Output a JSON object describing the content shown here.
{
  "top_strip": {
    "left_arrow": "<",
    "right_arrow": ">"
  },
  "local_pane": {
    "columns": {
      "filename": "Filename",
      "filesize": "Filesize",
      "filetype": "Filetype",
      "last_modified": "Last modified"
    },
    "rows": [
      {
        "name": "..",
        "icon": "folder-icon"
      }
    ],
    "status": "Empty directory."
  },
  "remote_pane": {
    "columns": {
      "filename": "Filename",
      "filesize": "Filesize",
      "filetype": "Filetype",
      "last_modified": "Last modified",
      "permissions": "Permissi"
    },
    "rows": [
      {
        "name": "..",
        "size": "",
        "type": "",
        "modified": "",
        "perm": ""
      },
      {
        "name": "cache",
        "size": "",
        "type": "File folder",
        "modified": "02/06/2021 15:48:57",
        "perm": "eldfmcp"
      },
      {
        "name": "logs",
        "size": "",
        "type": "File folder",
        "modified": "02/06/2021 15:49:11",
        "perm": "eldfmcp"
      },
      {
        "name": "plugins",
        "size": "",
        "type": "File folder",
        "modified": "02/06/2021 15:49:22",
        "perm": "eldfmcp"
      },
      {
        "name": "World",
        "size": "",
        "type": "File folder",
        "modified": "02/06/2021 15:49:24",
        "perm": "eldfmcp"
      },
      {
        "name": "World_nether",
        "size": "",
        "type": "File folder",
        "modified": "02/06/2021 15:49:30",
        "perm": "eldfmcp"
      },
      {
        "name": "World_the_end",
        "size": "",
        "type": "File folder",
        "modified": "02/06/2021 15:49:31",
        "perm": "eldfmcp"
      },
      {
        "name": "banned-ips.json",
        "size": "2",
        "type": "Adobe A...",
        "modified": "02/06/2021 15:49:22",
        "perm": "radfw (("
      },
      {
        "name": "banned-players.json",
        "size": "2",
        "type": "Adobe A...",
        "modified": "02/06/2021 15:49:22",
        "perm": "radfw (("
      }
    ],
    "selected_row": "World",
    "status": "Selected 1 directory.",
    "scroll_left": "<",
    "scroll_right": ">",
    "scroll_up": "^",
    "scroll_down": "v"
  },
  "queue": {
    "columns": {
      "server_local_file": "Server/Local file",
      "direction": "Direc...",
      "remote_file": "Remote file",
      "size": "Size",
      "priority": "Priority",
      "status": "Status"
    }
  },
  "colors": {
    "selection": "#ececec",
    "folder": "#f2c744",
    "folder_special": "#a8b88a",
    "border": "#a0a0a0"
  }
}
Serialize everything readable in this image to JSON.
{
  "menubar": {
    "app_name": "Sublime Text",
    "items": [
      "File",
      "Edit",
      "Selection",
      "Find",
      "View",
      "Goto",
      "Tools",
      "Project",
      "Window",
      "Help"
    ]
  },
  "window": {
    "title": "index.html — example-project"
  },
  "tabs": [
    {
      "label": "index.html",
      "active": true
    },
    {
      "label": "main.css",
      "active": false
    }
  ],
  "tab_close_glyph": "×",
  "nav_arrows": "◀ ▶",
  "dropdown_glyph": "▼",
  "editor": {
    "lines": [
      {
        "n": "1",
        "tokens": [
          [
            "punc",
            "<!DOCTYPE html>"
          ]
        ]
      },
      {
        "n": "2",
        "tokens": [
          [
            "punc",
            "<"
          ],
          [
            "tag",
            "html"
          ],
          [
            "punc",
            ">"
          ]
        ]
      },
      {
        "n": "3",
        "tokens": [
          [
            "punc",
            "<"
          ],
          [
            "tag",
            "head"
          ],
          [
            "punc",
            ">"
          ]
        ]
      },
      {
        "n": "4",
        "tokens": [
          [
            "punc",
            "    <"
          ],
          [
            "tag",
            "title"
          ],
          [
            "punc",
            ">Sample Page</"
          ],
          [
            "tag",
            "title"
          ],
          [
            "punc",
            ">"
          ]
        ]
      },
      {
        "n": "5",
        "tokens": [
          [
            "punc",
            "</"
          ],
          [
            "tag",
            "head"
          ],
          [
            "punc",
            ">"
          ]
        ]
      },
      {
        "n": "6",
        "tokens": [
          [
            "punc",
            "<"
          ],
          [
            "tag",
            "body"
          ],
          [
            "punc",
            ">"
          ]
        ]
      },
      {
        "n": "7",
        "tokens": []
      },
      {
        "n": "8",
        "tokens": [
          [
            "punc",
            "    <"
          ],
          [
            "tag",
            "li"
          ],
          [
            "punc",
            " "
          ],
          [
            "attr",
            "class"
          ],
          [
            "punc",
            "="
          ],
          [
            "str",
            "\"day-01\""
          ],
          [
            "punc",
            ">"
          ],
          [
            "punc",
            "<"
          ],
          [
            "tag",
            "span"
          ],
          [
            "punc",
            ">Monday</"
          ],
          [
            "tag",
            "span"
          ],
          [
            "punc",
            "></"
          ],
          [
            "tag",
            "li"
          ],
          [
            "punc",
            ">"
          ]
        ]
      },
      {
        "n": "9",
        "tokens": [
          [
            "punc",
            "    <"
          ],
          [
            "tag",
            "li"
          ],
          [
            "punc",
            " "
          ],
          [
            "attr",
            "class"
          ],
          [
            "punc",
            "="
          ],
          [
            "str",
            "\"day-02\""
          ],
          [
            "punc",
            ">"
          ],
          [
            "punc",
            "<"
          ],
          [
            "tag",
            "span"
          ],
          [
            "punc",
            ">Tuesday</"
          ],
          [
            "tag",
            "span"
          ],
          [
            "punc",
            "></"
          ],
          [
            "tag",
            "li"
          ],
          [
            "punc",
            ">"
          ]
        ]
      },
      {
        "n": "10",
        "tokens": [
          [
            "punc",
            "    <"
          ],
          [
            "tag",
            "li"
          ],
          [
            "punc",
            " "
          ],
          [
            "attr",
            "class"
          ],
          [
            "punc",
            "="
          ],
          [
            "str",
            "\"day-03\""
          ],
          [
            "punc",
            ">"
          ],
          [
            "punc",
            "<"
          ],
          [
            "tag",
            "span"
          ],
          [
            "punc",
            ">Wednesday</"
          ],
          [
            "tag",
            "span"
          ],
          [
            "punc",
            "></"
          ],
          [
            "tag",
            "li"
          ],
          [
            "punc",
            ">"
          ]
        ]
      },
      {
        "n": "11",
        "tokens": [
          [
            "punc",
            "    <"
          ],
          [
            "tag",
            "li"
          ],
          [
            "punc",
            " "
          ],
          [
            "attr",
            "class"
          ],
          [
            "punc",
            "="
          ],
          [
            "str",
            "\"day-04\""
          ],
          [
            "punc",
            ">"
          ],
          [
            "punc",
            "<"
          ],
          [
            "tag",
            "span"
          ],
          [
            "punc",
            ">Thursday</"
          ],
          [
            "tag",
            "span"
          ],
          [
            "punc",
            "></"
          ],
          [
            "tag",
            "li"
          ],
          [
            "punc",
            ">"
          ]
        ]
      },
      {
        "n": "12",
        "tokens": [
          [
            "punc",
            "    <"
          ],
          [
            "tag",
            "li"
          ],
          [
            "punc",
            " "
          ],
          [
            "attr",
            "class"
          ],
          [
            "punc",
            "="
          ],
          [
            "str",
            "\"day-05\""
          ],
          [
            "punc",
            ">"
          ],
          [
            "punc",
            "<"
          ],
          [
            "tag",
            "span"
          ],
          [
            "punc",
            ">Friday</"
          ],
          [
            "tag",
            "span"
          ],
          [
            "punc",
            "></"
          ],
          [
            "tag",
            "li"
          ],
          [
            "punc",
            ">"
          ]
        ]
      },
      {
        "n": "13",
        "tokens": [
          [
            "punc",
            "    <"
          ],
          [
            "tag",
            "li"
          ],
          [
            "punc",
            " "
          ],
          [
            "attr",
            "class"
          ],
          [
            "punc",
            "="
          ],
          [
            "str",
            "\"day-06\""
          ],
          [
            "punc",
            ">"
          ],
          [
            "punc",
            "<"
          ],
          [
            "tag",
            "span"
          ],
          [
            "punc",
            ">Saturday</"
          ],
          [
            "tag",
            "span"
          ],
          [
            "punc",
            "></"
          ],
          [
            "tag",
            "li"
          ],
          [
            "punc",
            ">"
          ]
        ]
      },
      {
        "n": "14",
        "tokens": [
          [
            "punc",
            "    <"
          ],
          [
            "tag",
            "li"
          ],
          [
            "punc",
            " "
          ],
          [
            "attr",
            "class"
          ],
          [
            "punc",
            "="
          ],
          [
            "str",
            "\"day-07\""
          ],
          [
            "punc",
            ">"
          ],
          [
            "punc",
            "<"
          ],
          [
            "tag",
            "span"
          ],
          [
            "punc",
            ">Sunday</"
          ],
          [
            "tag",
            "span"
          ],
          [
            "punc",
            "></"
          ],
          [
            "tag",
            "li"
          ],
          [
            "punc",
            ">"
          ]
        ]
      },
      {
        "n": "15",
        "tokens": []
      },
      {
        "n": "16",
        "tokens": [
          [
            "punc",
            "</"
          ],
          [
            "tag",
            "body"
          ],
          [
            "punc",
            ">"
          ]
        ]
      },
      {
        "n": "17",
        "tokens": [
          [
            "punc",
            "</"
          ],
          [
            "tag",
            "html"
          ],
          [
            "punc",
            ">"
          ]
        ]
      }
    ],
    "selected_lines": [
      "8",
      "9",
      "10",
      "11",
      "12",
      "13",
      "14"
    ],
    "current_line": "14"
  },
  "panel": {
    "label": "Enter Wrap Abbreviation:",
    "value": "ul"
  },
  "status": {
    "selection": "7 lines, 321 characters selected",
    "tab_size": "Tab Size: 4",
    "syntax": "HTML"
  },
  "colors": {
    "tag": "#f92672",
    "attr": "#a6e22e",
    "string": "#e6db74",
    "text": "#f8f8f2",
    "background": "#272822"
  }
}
- - -
**Challenge:** Copy all lines from the material that include "index".

**Solution to this exercise:**
    "title": "index.html — example-project"
      "label": "index.html",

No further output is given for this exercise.